_Provided data_
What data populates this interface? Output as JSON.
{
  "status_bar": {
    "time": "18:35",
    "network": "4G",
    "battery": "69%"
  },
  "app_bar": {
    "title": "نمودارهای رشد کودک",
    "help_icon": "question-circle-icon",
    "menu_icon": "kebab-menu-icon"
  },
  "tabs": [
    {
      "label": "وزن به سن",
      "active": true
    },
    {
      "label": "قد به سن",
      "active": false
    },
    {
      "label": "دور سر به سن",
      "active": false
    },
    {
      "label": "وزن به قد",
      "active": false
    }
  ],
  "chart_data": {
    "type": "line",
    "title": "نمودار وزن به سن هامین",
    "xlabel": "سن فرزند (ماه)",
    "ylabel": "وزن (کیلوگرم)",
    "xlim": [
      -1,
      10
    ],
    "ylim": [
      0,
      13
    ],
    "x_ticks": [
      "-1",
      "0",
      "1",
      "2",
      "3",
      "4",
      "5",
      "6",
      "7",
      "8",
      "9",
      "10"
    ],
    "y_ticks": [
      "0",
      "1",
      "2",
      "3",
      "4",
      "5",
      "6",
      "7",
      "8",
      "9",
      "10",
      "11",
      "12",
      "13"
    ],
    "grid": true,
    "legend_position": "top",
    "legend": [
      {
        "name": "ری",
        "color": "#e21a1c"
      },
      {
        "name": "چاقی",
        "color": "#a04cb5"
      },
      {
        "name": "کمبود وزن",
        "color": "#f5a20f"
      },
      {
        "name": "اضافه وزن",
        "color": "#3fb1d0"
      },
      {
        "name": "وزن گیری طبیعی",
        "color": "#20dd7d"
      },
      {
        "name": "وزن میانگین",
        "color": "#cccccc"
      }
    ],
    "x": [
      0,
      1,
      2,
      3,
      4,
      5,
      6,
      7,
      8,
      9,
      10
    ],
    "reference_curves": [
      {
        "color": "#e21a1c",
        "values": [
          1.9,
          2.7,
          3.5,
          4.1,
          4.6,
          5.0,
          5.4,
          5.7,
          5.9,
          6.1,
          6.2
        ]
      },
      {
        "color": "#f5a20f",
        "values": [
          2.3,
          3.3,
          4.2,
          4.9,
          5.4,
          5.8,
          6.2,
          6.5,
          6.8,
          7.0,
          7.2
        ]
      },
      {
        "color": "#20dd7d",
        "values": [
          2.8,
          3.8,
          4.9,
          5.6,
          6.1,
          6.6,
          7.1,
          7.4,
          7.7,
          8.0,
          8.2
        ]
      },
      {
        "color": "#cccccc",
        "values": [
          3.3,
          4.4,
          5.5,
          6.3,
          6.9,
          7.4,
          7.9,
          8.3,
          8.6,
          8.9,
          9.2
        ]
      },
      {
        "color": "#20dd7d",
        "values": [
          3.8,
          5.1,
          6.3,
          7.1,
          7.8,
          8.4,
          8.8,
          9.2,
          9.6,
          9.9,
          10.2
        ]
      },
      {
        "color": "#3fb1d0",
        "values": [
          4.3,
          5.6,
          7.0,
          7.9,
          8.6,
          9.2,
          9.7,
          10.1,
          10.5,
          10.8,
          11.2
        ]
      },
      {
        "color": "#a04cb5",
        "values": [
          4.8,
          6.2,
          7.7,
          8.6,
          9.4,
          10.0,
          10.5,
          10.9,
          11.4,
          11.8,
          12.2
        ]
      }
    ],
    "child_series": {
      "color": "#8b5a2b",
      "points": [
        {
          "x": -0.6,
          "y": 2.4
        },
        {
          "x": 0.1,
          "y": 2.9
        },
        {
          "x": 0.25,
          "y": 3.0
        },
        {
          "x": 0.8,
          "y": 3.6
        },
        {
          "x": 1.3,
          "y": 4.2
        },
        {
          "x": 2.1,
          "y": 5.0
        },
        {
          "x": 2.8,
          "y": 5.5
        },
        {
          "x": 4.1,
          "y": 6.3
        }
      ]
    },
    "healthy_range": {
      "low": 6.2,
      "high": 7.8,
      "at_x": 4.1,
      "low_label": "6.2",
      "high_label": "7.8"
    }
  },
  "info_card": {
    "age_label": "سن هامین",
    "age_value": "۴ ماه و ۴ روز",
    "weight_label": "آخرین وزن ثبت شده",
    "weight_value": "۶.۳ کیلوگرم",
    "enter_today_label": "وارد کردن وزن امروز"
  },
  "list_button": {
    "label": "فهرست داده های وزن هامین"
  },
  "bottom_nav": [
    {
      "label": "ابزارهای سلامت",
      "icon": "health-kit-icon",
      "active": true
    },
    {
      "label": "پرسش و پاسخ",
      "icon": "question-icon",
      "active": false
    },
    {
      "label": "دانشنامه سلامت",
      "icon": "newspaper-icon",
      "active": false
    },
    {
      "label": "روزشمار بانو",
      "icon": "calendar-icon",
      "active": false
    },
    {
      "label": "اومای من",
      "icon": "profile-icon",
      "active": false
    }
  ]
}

_Written problem_
Return all of the entries word for word.

_Answer below_
What data populates this interface? Output as JSON.
{
  "status_bar": {
    "time": "18:35",
    "network": "4G",
    "battery": "69%"
  },
  "app_bar": {
    "title": "نمودارهای رشد کودک",
    "help_icon": "question-circle-icon",
    "menu_icon": "kebab-menu-icon"
  },
  "tabs": [
    {
      "label": "وزن به سن",
      "active": true
    },
    {
      "label": "قد به سن",
      "active": false
    },
    {
      "label": "دور سر به سن",
      "active": false
    },
    {
      "label": "وزن به قد",
      "active": false
    }
  ],
  "chart_data": {
    "type": "line",
    "title": "نمودار وزن به سن هامین",
    "xlabel": "سن فرزند (ماه)",
    "ylabel": "وزن (کیلوگرم)",
    "xlim": [
      -1,
      10
    ],
    "ylim": [
      0,
      13
    ],
    "x_ticks": [
      "-1",
      "0",
      "1",
      "2",
      "3",
      "4",
      "5",
      "6",
      "7",
      "8",
      "9",
      "10"
    ],
    "y_ticks": [
      "0",
      "1",
      "2",
      "3",
      "4",
      "5",
      "6",
      "7",
      "8",
      "9",
      "10",
      "11",
      "12",
      "13"
    ],
    "grid": true,
    "legend_position": "top",
    "legend": [
      {
        "name": "ری",
        "color": "#e21a1c"
      },
      {
        "name": "چاقی",
        "color": "#a04cb5"
      },
      {
        "name": "کمبود وزن",
        "color": "#f5a20f"
      },
      {
        "name": "اضافه وزن",
        "color": "#3fb1d0"
      },
      {
        "name": "وزن گیری طبیعی",
        "color": "#20dd7d"
      },
      {
        "name": "وزن میانگین",
        "color": "#cccccc"
      }
    ],
    "x": [
      0,
      1,
      2,
      3,
      4,
      5,
      6,
      7,
      8,
      9,
      10
    ],
    "reference_curves": [
      {
        "color": "#e21a1c",
        "values": [
          1.9,
          2.7,
          3.5,
          4.1,
          4.6,
          5.0,
          5.4,
          5.7,
          5.9,
          6.1,
          6.2
        ]
      },
      {
        "color": "#f5a20f",
        "values": [
          2.3,
          3.3,
          4.2,
          4.9,
          5.4,
          5.8,
          6.2,
          6.5,
          6.8,
          7.0,
          7.2
        ]
      },
      {
        "color": "#20dd7d",
        "values": [
          2.8,
          3.8,
          4.9,
          5.6,
          6.1,
          6.6,
          7.1,
          7.4,
          7.7,
          8.0,
          8.2
        ]
      },
      {
        "color": "#cccccc",
        "values": [
          3.3,
          4.4,
          5.5,
          6.3,
          6.9,
          7.4,
          7.9,
          8.3,
          8.6,
          8.9,
          9.2
        ]
      },
      {
        "color": "#20dd7d",
        "values": [
          3.8,
          5.1,
          6.3,
          7.1,
          7.8,
          8.4,
          8.8,
          9.2,
          9.6,
          9.9,
          10.2
        ]
      },
      {
        "color": "#3fb1d0",
        "values": [
          4.3,
          5.6,
          7.0,
          7.9,
          8.6,
          9.2,
          9.7,
          10.1,
          10.5,
          10.8,
          11.2
        ]
      },
      {
        "color": "#a04cb5",
        "values": [
          4.8,
          6.2,
          7.7,
          8.6,
          9.4,
          10.0,
          10.5,
          10.9,
          11.4,
          11.8,
          12.2
        ]
      }
    ],
    "child_series": {
      "color": "#8b5a2b",
      "points": [
        {
          "x": -0.6,
          "y": 2.4
        },
        {
          "x": 0.1,
          "y": 2.9
        },
        {
          "x": 0.25,
          "y": 3.0
        },
        {
          "x": 0.8,
          "y": 3.6
        },
        {
          "x": 1.3,
          "y": 4.2
        },
        {
          "x": 2.1,
          "y": 5.0
        },
        {
          "x": 2.8,
          "y": 5.5
        },
        {
          "x": 4.1,
          "y": 6.3
        }
      ]
    },
    "healthy_range": {
      "low": 6.2,
      "high": 7.8,
      "at_x": 4.1,
      "low_label": "6.2",
      "high_label": "7.8"
    }
  },
  "info_card": {
    "age_label": "سن هامین",
    "age_value": "۴ ماه و ۴ روز",
    "weight_label": "آخرین وزن ثبت شده",
    "weight_value": "۶.۳ کیلوگرم",
    "enter_today_label": "وارد کردن وزن امروز"
  },
  "list_button": {
    "label": "فهرست داده های وزن هامین"
  },
  "bottom_nav": [
    {
      "label": "ابزارهای سلامت",
      "icon": "health-kit-icon",
      "active": true
    },
    {
      "label": "پرسش و پاسخ",
      "icon": "question-icon",
      "active": false
    },
    {
      "label": "دانشنامه سلامت",
      "icon": "newspaper-icon",
      "active": false
    },
    {
      "label": "روزشمار بانو",
      "icon": "calendar-icon",
      "active": false
    },
    {
      "label": "اومای من",
      "icon": "profile-icon",
      "active": false
    }
  ]
}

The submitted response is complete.